═════ EXERCISE MATERIALS ═════

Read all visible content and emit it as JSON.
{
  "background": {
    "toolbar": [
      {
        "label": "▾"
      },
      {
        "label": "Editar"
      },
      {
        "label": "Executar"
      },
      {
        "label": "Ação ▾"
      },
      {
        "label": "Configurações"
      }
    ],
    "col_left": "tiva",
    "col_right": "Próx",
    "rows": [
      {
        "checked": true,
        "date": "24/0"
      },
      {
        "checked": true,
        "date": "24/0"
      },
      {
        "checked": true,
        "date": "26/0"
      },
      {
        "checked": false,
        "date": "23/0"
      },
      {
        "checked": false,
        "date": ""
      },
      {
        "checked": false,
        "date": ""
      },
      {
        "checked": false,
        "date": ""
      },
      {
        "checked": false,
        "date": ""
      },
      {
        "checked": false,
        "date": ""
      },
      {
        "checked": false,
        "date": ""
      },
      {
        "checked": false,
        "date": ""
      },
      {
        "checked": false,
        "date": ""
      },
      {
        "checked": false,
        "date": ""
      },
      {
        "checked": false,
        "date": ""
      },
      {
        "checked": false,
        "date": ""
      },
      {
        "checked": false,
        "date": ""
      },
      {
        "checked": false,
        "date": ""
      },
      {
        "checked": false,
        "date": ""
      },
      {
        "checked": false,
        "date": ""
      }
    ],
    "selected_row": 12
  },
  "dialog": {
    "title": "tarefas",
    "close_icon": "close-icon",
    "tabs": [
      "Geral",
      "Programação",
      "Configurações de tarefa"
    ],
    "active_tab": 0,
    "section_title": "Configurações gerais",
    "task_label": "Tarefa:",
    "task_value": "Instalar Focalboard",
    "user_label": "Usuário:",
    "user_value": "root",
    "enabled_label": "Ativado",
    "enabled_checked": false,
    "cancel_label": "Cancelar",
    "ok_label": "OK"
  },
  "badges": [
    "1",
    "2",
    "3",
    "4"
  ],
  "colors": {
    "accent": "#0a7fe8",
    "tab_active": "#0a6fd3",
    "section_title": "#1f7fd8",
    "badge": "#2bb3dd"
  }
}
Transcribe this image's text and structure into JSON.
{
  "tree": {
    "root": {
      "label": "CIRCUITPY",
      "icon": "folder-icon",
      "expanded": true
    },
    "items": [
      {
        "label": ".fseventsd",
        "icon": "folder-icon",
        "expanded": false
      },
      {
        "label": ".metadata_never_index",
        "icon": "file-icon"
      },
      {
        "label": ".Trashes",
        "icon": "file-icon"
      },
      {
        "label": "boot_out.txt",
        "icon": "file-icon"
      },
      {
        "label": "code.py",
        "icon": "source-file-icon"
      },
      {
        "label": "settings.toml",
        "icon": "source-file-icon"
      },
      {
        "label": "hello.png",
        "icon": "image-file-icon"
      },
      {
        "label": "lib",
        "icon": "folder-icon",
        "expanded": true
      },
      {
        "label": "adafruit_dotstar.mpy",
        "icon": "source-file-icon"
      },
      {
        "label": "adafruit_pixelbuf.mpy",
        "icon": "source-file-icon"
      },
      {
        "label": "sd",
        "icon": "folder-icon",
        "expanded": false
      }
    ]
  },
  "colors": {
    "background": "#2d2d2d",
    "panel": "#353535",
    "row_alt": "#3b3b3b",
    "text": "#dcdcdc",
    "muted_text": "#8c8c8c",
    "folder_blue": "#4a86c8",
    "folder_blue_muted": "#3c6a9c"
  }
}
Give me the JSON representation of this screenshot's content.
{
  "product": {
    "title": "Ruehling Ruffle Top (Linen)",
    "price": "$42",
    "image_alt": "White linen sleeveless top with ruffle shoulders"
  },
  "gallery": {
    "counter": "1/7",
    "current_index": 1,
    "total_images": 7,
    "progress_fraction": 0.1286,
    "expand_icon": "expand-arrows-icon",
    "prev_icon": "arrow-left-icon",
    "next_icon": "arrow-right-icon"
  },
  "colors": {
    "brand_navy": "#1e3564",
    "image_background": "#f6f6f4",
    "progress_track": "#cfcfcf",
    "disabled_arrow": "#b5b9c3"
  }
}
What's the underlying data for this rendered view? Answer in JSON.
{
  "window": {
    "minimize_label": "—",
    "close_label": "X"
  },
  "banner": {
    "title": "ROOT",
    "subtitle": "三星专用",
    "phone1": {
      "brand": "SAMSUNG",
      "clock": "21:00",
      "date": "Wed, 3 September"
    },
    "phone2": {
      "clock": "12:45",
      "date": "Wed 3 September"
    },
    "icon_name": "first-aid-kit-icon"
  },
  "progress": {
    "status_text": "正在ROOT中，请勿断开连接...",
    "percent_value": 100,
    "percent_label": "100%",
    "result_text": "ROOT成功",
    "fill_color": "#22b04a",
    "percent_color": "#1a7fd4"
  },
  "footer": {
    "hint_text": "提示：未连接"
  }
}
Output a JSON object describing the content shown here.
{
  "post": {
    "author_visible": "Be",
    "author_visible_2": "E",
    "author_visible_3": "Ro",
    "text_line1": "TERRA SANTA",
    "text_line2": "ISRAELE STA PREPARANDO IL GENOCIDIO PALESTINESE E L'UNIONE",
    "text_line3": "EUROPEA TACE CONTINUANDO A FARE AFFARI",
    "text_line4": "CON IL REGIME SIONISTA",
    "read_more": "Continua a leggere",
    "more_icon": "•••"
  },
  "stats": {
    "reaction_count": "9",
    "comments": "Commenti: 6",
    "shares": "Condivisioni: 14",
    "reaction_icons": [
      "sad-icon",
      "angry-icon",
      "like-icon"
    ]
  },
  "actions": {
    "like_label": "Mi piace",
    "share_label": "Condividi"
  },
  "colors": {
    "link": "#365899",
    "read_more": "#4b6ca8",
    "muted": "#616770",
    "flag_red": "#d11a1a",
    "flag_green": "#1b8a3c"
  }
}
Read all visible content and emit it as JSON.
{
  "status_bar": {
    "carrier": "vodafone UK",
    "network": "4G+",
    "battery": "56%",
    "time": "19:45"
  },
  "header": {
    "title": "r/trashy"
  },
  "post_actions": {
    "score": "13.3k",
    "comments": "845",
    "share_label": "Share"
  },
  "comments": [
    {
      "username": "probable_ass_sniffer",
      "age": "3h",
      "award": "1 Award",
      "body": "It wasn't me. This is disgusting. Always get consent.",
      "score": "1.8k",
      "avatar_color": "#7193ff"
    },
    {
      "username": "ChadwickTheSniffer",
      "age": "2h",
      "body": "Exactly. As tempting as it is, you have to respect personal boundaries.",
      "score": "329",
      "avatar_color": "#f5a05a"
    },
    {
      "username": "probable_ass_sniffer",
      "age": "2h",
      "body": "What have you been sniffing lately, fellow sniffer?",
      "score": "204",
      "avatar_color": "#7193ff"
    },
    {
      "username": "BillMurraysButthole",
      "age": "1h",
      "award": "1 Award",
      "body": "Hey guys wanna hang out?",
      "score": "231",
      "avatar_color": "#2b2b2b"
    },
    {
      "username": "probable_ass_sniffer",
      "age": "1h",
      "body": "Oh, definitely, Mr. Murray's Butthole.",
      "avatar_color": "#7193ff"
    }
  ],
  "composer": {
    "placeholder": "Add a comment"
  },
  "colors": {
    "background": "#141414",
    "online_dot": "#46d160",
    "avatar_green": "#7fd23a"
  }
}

═════

WORK TO DO: Return every line exactly.

TASK RESULT:
Read all visible content and emit it as JSON.
{
  "background": {
    "toolbar": [
      {
        "label": "▾"
      },
      {
        "label": "Editar"
      },
      {
        "label": "Executar"
      },
      {
        "label": "Ação ▾"
      },
      {
        "label": "Configurações"
      }
    ],
    "col_left": "tiva",
    "col_right": "Próx",
    "rows": [
      {
        "checked": true,
        "date": "24/0"
      },
      {
        "checked": true,
        "date": "24/0"
      },
      {
        "checked": true,
        "date": "26/0"
      },
      {
        "checked": false,
        "date": "23/0"
      },
      {
        "checked": false,
        "date": ""
      },
      {
        "checked": false,
        "date": ""
      },
      {
        "checked": false,
        "date": ""
      },
      {
        "checked": false,
        "date": ""
      },
      {
        "checked": false,
        "date": ""
      },
      {
        "checked": false,
        "date": ""
      },
      {
        "checked": false,
        "date": ""
      },
      {
        "checked": false,
        "date": ""
      },
      {
        "checked": false,
        "date": ""
      },
      {
        "checked": false,
        "date": ""
      },
      {
        "checked": false,
        "date": ""
      },
      {
        "checked": false,
        "date": ""
      },
      {
        "checked": false,
        "date": ""
      },
      {
        "checked": false,
        "date": ""
      },
      {
        "checked": false,
        "date": ""
      }
    ],
    "selected_row": 12
  },
  "dialog": {
    "title": "tarefas",
    "close_icon": "close-icon",
    "tabs": [
      "Geral",
      "Programação",
      "Configurações de tarefa"
    ],
    "active_tab": 0,
    "section_title": "Configurações gerais",
    "task_label": "Tarefa:",
    "task_value": "Instalar Focalboard",
    "user_label": "Usuário:",
    "user_value": "root",
    "enabled_label": "Ativado",
    "enabled_checked": false,
    "cancel_label": "Cancelar",
    "ok_label": "OK"
  },
  "badges": [
    "1",
    "2",
    "3",
    "4"
  ],
  "colors": {
    "accent": "#0a7fe8",
    "tab_active": "#0a6fd3",
    "section_title": "#1f7fd8",
    "badge": "#2bb3dd"
  }
}
Transcribe this image's text and structure into JSON.
{
  "tree": {
    "root": {
      "label": "CIRCUITPY",
      "icon": "folder-icon",
      "expanded": true
    },
    "items": [
      {
        "label": ".fseventsd",
        "icon": "folder-icon",
        "expanded": false
      },
      {
        "label": ".metadata_never_index",
        "icon": "file-icon"
      },
      {
        "label": ".Trashes",
        "icon": "file-icon"
      },
      {
        "label": "boot_out.txt",
        "icon": "file-icon"
      },
      {
        "label": "code.py",
        "icon": "source-file-icon"
      },
      {
        "label": "settings.toml",
        "icon": "source-file-icon"
      },
      {
        "label": "hello.png",
        "icon": "image-file-icon"
      },
      {
        "label": "lib",
        "icon": "folder-icon",
        "expanded": true
      },
      {
        "label": "adafruit_dotstar.mpy",
        "icon": "source-file-icon"
      },
      {
        "label": "adafruit_pixelbuf.mpy",
        "icon": "source-file-icon"
      },
      {
        "label": "sd",
        "icon": "folder-icon",
        "expanded": false
      }
    ]
  },
  "colors": {
    "background": "#2d2d2d",
    "panel": "#353535",
    "row_alt": "#3b3b3b",
    "text": "#dcdcdc",
    "muted_text": "#8c8c8c",
    "folder_blue": "#4a86c8",
    "folder_blue_muted": "#3c6a9c"
  }
}
Give me the JSON representation of this screenshot's content.
{
  "product": {
    "title": "Ruehling Ruffle Top (Linen)",
    "price": "$42",
    "image_alt": "White linen sleeveless top with ruffle shoulders"
  },
  "gallery": {
    "counter": "1/7",
    "current_index": 1,
    "total_images": 7,
    "progress_fraction": 0.1286,
    "expand_icon": "expand-arrows-icon",
    "prev_icon": "arrow-left-icon",
    "next_icon": "arrow-right-icon"
  },
  "colors": {
    "brand_navy": "#1e3564",
    "image_background": "#f6f6f4",
    "progress_track": "#cfcfcf",
    "disabled_arrow": "#b5b9c3"
  }
}
What's the underlying data for this rendered view? Answer in JSON.
{
  "window": {
    "minimize_label": "—",
    "close_label": "X"
  },
  "banner": {
    "title": "ROOT",
    "subtitle": "三星专用",
    "phone1": {
      "brand": "SAMSUNG",
      "clock": "21:00",
      "date": "Wed, 3 September"
    },
    "phone2": {
      "clock": "12:45",
      "date": "Wed 3 September"
    },
    "icon_name": "first-aid-kit-icon"
  },
  "progress": {
    "status_text": "正在ROOT中，请勿断开连接...",
    "percent_value": 100,
    "percent_label": "100%",
    "result_text": "ROOT成功",
    "fill_color": "#22b04a",
    "percent_color": "#1a7fd4"
  },
  "footer": {
    "hint_text": "提示：未连接"
  }
}
Output a JSON object describing the content shown here.
{
  "post": {
    "author_visible": "Be",
    "author_visible_2": "E",
    "author_visible_3": "Ro",
    "text_line1": "TERRA SANTA",
    "text_line2": "ISRAELE STA PREPARANDO IL GENOCIDIO PALESTINESE E L'UNIONE",
    "text_line3": "EUROPEA TACE CONTINUANDO A FARE AFFARI",
    "text_line4": "CON IL REGIME SIONISTA",
    "read_more": "Continua a leggere",
    "more_icon": "•••"
  },
  "stats": {
    "reaction_count": "9",
    "comments": "Commenti: 6",
    "shares": "Condivisioni: 14",
    "reaction_icons": [
      "sad-icon",
      "angry-icon",
      "like-icon"
    ]
  },
  "actions": {
    "like_label": "Mi piace",
    "share_label": "Condividi"
  },
  "colors": {
    "link": "#365899",
    "read_more": "#4b6ca8",
    "muted": "#616770",
    "flag_red": "#d11a1a",
    "flag_green": "#1b8a3c"
  }
}
Read all visible content and emit it as JSON.
{
  "status_bar": {
    "carrier": "vodafone UK",
    "network": "4G+",
    "battery": "56%",
    "time": "19:45"
  },
  "header": {
    "title": "r/trashy"
  },
  "post_actions": {
    "score": "13.3k",
    "comments": "845",
    "share_label": "Share"
  },
  "comments": [
    {
      "username": "probable_ass_sniffer",
      "age": "3h",
      "award": "1 Award",
      "body": "It wasn't me. This is disgusting. Always get consent.",
      "score": "1.8k",
      "avatar_color": "#7193ff"
    },
    {
      "username": "ChadwickTheSniffer",
      "age": "2h",
      "body": "Exactly. As tempting as it is, you have to respect personal boundaries.",
      "score": "329",
      "avatar_color": "#f5a05a"
    },
    {
      "username": "probable_ass_sniffer",
      "age": "2h",
      "body": "What have you been sniffing lately, fellow sniffer?",
      "score": "204",
      "avatar_color": "#7193ff"
    },
    {
      "username": "BillMurraysButthole",
      "age": "1h",
      "award": "1 Award",
      "body": "Hey guys wanna hang out?",
      "score": "231",
      "avatar_color": "#2b2b2b"
    },
    {
      "username": "probable_ass_sniffer",
      "age": "1h",
      "body": "Oh, definitely, Mr. Murray's Butthole.",
      "avatar_color": "#7193ff"
    }
  ],
  "composer": {
    "placeholder": "Add a comment"
  },
  "colors": {
    "background": "#141414",
    "online_dot": "#46d160",
    "avatar_green": "#7fd23a"
  }
}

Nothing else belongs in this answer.